◆ Record extracts ◆
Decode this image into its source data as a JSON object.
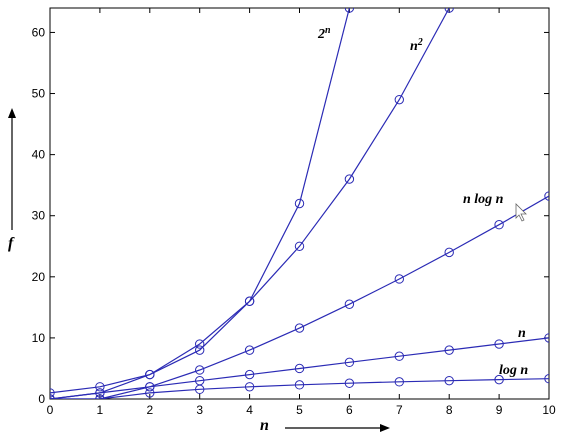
{
  "chart_data": {
    "type": "line",
    "xlabel": "n",
    "ylabel": "f",
    "xlim": [
      0,
      10
    ],
    "ylim": [
      0,
      64
    ],
    "xticks": [
      0,
      1,
      2,
      3,
      4,
      5,
      6,
      7,
      8,
      9,
      10
    ],
    "yticks": [
      0,
      10,
      20,
      30,
      40,
      50,
      60
    ],
    "grid": false,
    "line_color": "#2b2bb5",
    "series": [
      {
        "name": "log n",
        "x": [
          0,
          1,
          2,
          3,
          4,
          5,
          6,
          7,
          8,
          9,
          10
        ],
        "y": [
          0,
          0,
          1,
          1.58,
          2,
          2.32,
          2.58,
          2.81,
          3,
          3.17,
          3.32
        ]
      },
      {
        "name": "n",
        "x": [
          0,
          1,
          2,
          3,
          4,
          5,
          6,
          7,
          8,
          9,
          10
        ],
        "y": [
          0,
          1,
          2,
          3,
          4,
          5,
          6,
          7,
          8,
          9,
          10
        ]
      },
      {
        "name": "n log n",
        "x": [
          0,
          1,
          2,
          3,
          4,
          5,
          6,
          7,
          8,
          9,
          10
        ],
        "y": [
          0,
          0,
          2,
          4.75,
          8,
          11.61,
          15.51,
          19.65,
          24,
          28.53,
          33.22
        ]
      },
      {
        "name": "n2",
        "x": [
          0,
          1,
          2,
          3,
          4,
          5,
          6,
          7,
          8
        ],
        "y": [
          0,
          1,
          4,
          9,
          16,
          25,
          36,
          49,
          64
        ]
      },
      {
        "name": "2n",
        "x": [
          0,
          1,
          2,
          3,
          4,
          5,
          6
        ],
        "y": [
          1,
          2,
          4,
          8,
          16,
          32,
          64
        ]
      }
    ]
  }
}
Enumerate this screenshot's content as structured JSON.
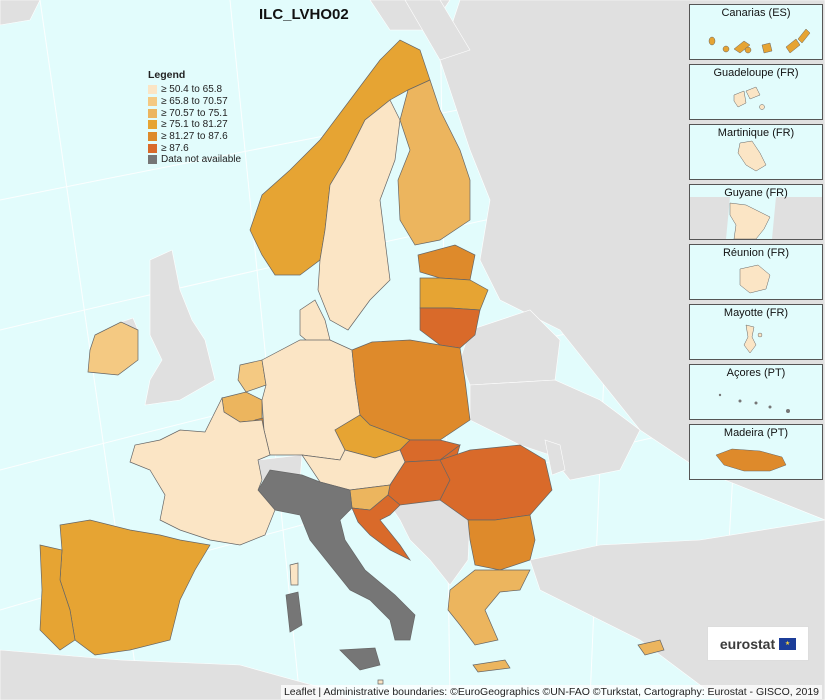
{
  "title": "ILC_LVHO02",
  "legend": {
    "title": "Legend",
    "items": [
      {
        "label": "≥ 50.4 to 65.8",
        "color": "#fbe5c5"
      },
      {
        "label": "≥ 65.8 to 70.57",
        "color": "#f4c982"
      },
      {
        "label": "≥ 70.57 to 75.1",
        "color": "#ecb55e"
      },
      {
        "label": "≥ 75.1 to 81.27",
        "color": "#e6a433"
      },
      {
        "label": "≥ 81.27 to 87.6",
        "color": "#de8a2b"
      },
      {
        "label": "≥ 87.6",
        "color": "#d96a2a"
      },
      {
        "label": "Data not available",
        "color": "#767676"
      }
    ]
  },
  "insets": [
    {
      "name": "Canarias (ES)"
    },
    {
      "name": "Guadeloupe (FR)"
    },
    {
      "name": "Martinique (FR)"
    },
    {
      "name": "Guyane (FR)"
    },
    {
      "name": "Réunion (FR)"
    },
    {
      "name": "Mayotte (FR)"
    },
    {
      "name": "Açores (PT)"
    },
    {
      "name": "Madeira (PT)"
    }
  ],
  "logo_text": "eurostat",
  "attribution": "Leaflet | Administrative boundaries: ©EuroGeographics ©UN-FAO ©Turkstat, Cartography: Eurostat - GISCO, 2019",
  "colors": {
    "sea": "#e2fcfc",
    "non_eu": "#e0e0e0",
    "graticule": "#ffffff"
  }
}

◆ Given problem ◆
Reproduce the data above in full, exactly as it is, with the pictures left out.

◆ Answer to the problem ◆
Decode this image into its source data as a JSON object.
{
  "chart_data": {
    "type": "line",
    "xlabel": "n",
    "ylabel": "f",
    "xlim": [
      0,
      10
    ],
    "ylim": [
      0,
      64
    ],
    "xticks": [
      0,
      1,
      2,
      3,
      4,
      5,
      6,
      7,
      8,
      9,
      10
    ],
    "yticks": [
      0,
      10,
      20,
      30,
      40,
      50,
      60
    ],
    "grid": false,
    "line_color": "#2b2bb5",
    "series": [
      {
        "name": "log n",
        "x": [
          0,
          1,
          2,
          3,
          4,
          5,
          6,
          7,
          8,
          9,
          10
        ],
        "y": [
          0,
          0,
          1,
          1.58,
          2,
          2.32,
          2.58,
          2.81,
          3,
          3.17,
          3.32
        ]
      },
      {
        "name": "n",
        "x": [
          0,
          1,
          2,
          3,
          4,
          5,
          6,
          7,
          8,
          9,
          10
        ],
        "y": [
          0,
          1,
          2,
          3,
          4,
          5,
          6,
          7,
          8,
          9,
          10
        ]
      },
      {
        "name": "n log n",
        "x": [
          0,
          1,
          2,
          3,
          4,
          5,
          6,
          7,
          8,
          9,
          10
        ],
        "y": [
          0,
          0,
          2,
          4.75,
          8,
          11.61,
          15.51,
          19.65,
          24,
          28.53,
          33.22
        ]
      },
      {
        "name": "n2",
        "x": [
          0,
          1,
          2,
          3,
          4,
          5,
          6,
          7,
          8
        ],
        "y": [
          0,
          1,
          4,
          9,
          16,
          25,
          36,
          49,
          64
        ]
      },
      {
        "name": "2n",
        "x": [
          0,
          1,
          2,
          3,
          4,
          5,
          6
        ],
        "y": [
          1,
          2,
          4,
          8,
          16,
          32,
          64
        ]
      }
    ]
  }
}
Enumerate this screenshot's content as structured JSON.
{
  "title": "ILC_LVHO02",
  "legend": {
    "title": "Legend",
    "items": [
      {
        "label": "≥ 50.4 to 65.8",
        "color": "#fbe5c5"
      },
      {
        "label": "≥ 65.8 to 70.57",
        "color": "#f4c982"
      },
      {
        "label": "≥ 70.57 to 75.1",
        "color": "#ecb55e"
      },
      {
        "label": "≥ 75.1 to 81.27",
        "color": "#e6a433"
      },
      {
        "label": "≥ 81.27 to 87.6",
        "color": "#de8a2b"
      },
      {
        "label": "≥ 87.6",
        "color": "#d96a2a"
      },
      {
        "label": "Data not available",
        "color": "#767676"
      }
    ]
  },
  "insets": [
    {
      "name": "Canarias (ES)"
    },
    {
      "name": "Guadeloupe (FR)"
    },
    {
      "name": "Martinique (FR)"
    },
    {
      "name": "Guyane (FR)"
    },
    {
      "name": "Réunion (FR)"
    },
    {
      "name": "Mayotte (FR)"
    },
    {
      "name": "Açores (PT)"
    },
    {
      "name": "Madeira (PT)"
    }
  ],
  "logo_text": "eurostat",
  "attribution": "Leaflet | Administrative boundaries: ©EuroGeographics ©UN-FAO ©Turkstat, Cartography: Eurostat - GISCO, 2019",
  "colors": {
    "sea": "#e2fcfc",
    "non_eu": "#e0e0e0",
    "graticule": "#ffffff"
  }
}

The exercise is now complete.